▶ [TASK DIRECTIONS]
Pick out each row below that contains the string "open" and copy those rows in full.

▶ [RECORD SET]

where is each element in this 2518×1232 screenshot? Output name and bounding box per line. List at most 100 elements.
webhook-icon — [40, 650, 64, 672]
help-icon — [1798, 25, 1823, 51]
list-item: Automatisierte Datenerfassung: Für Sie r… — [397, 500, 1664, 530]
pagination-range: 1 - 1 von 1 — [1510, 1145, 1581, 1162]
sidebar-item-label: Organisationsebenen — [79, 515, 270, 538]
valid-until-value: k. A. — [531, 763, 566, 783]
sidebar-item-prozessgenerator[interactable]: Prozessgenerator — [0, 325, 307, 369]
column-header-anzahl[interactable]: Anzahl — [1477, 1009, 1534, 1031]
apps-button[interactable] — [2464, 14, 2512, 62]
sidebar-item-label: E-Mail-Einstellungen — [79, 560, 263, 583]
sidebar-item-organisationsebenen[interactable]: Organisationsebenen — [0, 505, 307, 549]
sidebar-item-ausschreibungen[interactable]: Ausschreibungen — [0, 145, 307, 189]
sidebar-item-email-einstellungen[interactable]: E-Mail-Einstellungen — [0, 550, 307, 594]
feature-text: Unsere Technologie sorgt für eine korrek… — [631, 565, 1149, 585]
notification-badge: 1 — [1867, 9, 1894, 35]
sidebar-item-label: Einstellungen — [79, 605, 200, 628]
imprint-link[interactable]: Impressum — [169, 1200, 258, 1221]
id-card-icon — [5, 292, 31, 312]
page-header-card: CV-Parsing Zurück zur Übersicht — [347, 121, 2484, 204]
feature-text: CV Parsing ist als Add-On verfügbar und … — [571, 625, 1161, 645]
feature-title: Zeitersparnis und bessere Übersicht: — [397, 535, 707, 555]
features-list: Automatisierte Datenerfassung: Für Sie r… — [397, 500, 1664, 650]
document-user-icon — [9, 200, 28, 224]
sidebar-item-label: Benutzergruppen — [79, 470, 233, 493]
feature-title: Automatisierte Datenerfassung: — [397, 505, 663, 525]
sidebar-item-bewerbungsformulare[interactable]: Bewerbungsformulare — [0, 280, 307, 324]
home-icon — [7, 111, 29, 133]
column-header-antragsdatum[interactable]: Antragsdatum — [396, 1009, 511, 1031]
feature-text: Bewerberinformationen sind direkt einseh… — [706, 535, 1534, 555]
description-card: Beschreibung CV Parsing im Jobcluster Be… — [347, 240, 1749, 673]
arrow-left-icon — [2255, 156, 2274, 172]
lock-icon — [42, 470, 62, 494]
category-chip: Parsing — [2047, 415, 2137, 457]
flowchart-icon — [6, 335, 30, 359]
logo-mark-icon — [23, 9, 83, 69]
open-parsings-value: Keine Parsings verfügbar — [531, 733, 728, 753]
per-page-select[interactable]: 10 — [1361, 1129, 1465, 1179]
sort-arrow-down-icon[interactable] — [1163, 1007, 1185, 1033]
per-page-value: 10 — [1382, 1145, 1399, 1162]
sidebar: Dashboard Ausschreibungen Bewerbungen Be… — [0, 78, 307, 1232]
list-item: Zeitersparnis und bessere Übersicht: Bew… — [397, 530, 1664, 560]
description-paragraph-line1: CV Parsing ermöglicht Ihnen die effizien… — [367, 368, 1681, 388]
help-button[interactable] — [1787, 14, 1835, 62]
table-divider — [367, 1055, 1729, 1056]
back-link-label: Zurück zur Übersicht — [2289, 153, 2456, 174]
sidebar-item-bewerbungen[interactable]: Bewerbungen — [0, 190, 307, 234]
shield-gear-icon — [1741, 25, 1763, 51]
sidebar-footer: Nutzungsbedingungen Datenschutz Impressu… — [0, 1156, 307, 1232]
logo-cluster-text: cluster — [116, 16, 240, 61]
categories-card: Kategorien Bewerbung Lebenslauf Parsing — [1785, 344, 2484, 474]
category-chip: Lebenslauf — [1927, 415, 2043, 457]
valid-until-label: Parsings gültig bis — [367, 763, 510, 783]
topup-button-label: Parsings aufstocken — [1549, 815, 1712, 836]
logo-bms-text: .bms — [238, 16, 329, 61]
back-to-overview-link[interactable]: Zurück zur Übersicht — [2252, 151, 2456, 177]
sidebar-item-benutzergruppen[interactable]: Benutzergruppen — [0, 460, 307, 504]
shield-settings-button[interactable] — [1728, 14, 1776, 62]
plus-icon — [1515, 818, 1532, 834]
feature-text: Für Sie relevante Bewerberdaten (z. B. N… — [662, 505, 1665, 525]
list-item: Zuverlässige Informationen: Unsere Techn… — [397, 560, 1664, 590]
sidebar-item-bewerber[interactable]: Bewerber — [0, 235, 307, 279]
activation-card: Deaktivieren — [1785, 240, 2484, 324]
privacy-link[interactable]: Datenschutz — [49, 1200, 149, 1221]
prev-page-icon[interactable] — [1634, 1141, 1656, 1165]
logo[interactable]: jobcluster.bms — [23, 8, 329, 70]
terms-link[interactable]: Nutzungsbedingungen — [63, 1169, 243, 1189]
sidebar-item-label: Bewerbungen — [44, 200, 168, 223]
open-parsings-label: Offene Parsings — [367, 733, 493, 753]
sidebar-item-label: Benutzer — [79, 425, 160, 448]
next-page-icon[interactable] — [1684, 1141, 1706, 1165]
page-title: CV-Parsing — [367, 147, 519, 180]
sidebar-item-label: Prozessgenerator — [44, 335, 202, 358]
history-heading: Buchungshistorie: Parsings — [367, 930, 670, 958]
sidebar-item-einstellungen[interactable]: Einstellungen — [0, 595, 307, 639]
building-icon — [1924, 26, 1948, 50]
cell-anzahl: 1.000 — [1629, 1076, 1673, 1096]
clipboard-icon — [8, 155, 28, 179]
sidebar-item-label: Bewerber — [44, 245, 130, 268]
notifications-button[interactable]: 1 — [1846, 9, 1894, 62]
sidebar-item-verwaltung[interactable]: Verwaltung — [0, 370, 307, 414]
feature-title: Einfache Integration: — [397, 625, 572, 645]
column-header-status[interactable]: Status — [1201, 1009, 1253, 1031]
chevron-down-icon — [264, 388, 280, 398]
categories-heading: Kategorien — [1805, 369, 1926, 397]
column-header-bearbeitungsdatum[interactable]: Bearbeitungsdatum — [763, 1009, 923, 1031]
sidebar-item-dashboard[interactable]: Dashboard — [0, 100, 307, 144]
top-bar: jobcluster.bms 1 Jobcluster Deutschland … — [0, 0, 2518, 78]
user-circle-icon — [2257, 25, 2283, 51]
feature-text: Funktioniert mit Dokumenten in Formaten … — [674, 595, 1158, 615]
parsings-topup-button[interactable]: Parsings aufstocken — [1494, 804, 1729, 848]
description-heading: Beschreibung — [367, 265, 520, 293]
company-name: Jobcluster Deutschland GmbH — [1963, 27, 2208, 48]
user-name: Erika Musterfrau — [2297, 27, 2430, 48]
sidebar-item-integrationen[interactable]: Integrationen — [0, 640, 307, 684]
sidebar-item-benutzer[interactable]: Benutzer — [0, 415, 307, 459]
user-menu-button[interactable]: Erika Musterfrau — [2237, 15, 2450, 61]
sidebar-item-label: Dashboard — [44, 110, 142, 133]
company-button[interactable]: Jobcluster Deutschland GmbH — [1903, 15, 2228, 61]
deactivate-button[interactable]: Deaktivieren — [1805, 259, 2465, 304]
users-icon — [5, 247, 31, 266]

▶ [TASK RESPONSE]
open-parsings-value: Keine Parsings verfügbar — [531, 733, 728, 753]
open-parsings-label: Offene Parsings — [367, 733, 493, 753]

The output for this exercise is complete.